◆ **SUPPLIED PASSAGE**:
┌────────

This answer expands somewhat on Joran's to replace all SI affices with the appropriate exponents:

import re

SI = {
    "T": 12,
    "G": 9,
    "M": 6,
    "k": 3,
    "h": 2,
    "da": 1,
    "d": -1,
    "c": -2,
    "m": -3,
    "u": -6,
    "n": -9,
    "p": -12,
}

SI_REGEX = re.compile(r"(?<=\d)(%s)\b" % "|".join(SI))

def repl_si(match):
    return "e%d" % SI[match.group()]

def defix(formula):
    return re.sub(SI_REGEX, repl_si, formula)

Using the dictionary SI, we create a regular expression that will match any of the keys in SI as long as they're preceded by a digit and followed by a word boundary:

(?<=\d)(T|G|M|k|h|da|d|c|m|u|n|p)\b

Next, we define a substitution function repl_si() that looks up the match in SI and replaces it with "e" concatenated with the exponent.

└────────

◆ **TASK DESCRIPTION**: Copy verbatim the part of the answer on SI prefixes above that starts at the words "Using the dictionary" and ends after the words "with the exponent.".

◆ **GIVEN DATA**:
┌────────

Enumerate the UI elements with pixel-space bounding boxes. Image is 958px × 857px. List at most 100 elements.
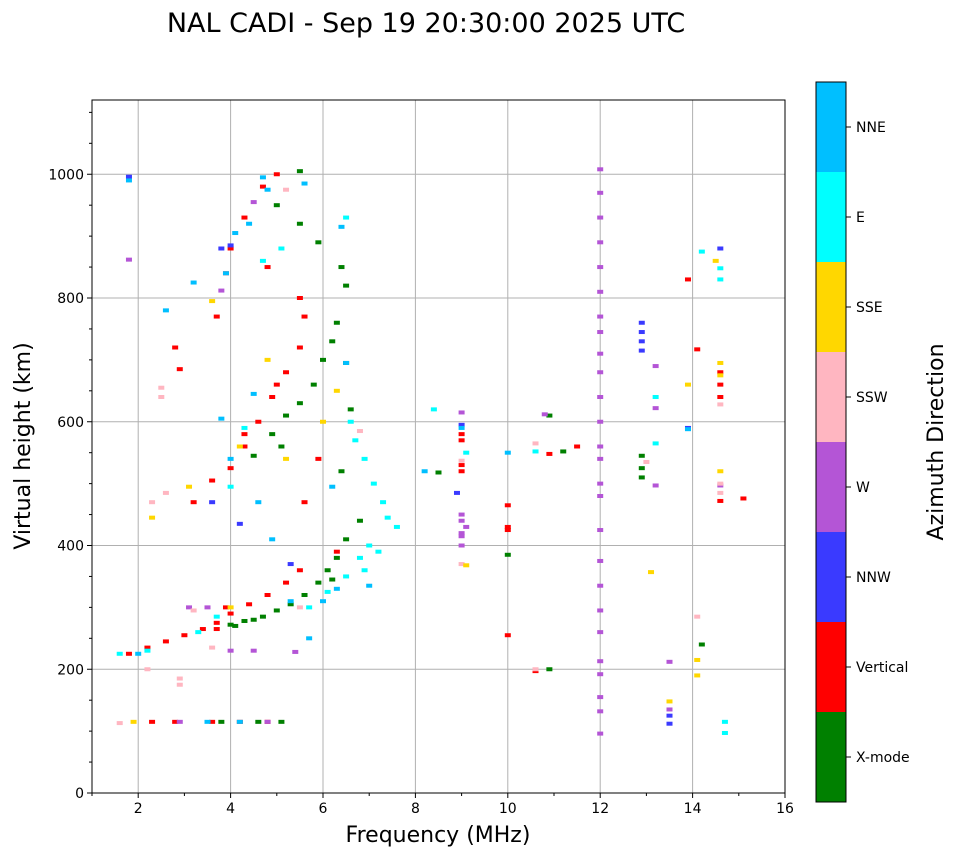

└────────

◆ **ANSWER**:
Using the dictionary SI, we create a regular expression that will match any of the keys in SI as long as they're preceded by a digit and followed by a word boundary:

(?<=\d)(T|G|M|k|h|da|d|c|m|u|n|p)\b

Next, we define a substitution function repl_si() that looks up the match in SI and replaces it with "e" concatenated with the exponent.